OBJECTIF:
Pourriez-vous réécrire les lignes des enregistrements ci-dessous, de celle qui contient « label-tier4: Communication Channels » jusqu'à celle qui contient « label-line: Programme: [503, 121, 587, 138] » incluse, en remplaçant « Programme » par « Program » et en laissant tout le reste identique ?

Listes d'éléments et de régions:
——————————

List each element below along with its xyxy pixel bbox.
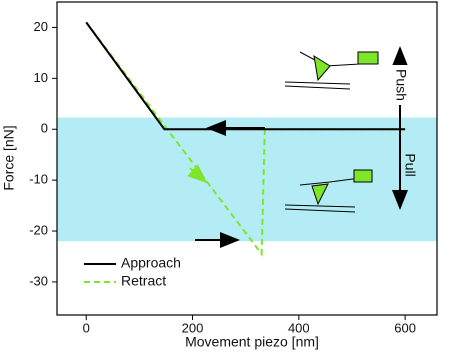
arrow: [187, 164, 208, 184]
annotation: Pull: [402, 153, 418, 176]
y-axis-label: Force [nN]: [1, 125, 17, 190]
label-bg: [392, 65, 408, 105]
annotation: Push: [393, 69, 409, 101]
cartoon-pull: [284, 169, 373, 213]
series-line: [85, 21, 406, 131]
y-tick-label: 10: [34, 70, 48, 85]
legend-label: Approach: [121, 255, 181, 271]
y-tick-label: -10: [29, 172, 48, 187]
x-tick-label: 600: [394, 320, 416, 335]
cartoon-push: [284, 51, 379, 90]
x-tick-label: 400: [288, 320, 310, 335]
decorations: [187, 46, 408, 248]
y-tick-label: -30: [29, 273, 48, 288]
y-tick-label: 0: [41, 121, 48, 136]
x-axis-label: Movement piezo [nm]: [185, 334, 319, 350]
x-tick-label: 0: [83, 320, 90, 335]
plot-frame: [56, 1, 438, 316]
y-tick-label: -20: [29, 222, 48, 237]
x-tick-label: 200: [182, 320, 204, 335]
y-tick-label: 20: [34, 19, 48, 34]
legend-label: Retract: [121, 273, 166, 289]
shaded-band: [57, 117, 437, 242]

——————————

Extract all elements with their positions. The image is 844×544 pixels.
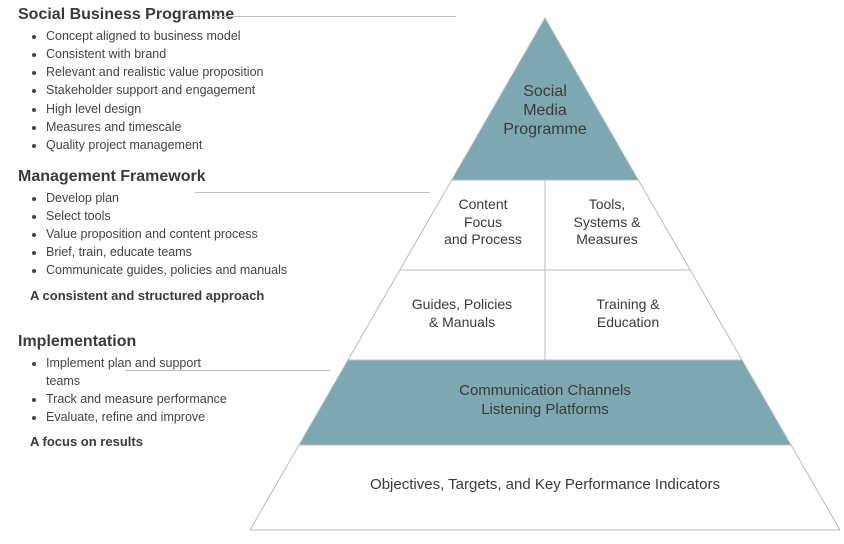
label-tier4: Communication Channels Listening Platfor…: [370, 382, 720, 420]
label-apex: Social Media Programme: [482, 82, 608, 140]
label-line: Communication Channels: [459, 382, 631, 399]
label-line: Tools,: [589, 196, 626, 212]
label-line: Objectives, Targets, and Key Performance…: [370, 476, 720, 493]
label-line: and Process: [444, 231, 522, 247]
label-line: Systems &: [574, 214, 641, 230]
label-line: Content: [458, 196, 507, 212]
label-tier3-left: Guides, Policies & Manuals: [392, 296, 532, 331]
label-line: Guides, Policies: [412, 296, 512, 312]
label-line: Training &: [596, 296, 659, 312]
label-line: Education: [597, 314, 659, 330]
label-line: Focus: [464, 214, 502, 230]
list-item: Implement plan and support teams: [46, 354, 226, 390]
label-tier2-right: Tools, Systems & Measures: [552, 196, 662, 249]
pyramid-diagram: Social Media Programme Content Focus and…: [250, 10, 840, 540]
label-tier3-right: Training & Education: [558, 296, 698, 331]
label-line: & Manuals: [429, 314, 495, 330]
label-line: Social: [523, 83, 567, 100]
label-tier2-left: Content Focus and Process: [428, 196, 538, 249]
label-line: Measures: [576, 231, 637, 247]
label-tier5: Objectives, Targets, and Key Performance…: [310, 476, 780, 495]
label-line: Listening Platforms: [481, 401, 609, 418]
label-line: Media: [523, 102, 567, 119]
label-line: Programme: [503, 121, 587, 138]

——————————

SORTIE COMPLÈTE:
label-tier4: Communication Channels Listening Platfor…: [370, 382, 720, 420]
label-apex: Social Media Program: [482, 82, 608, 140]
label-line: Communication Channels: [459, 382, 631, 399]
label-line: Tools,: [589, 196, 626, 212]
label-line: Objectives, Targets, and Key Performance…: [370, 476, 720, 493]
label-line: and Process: [444, 231, 522, 247]
label-line: Systems &: [574, 214, 641, 230]
label-line: Content: [458, 196, 507, 212]
label-tier3-left: Guides, Policies & Manuals: [392, 296, 532, 331]
label-line: Guides, Policies: [412, 296, 512, 312]
label-line: Training &: [596, 296, 659, 312]
label-line: Education: [597, 314, 659, 330]
label-line: Focus: [464, 214, 502, 230]
list-item: Implement plan and support teams: [46, 354, 226, 390]
label-tier2-right: Tools, Systems & Measures: [552, 196, 662, 249]
pyramid-diagram: Social Media Program Content Focus and…: [250, 10, 840, 540]
label-tier3-right: Training & Education: [558, 296, 698, 331]
label-line: & Manuals: [429, 314, 495, 330]
label-line: Social: [523, 83, 567, 100]
label-tier2-left: Content Focus and Process: [428, 196, 538, 249]
label-line: Measures: [576, 231, 637, 247]
label-tier5: Objectives, Targets, and Key Performance…: [310, 476, 780, 495]
label-line: Listening Platforms: [481, 401, 609, 418]
label-line: Media: [523, 102, 567, 119]
label-line: Program: [503, 121, 587, 138]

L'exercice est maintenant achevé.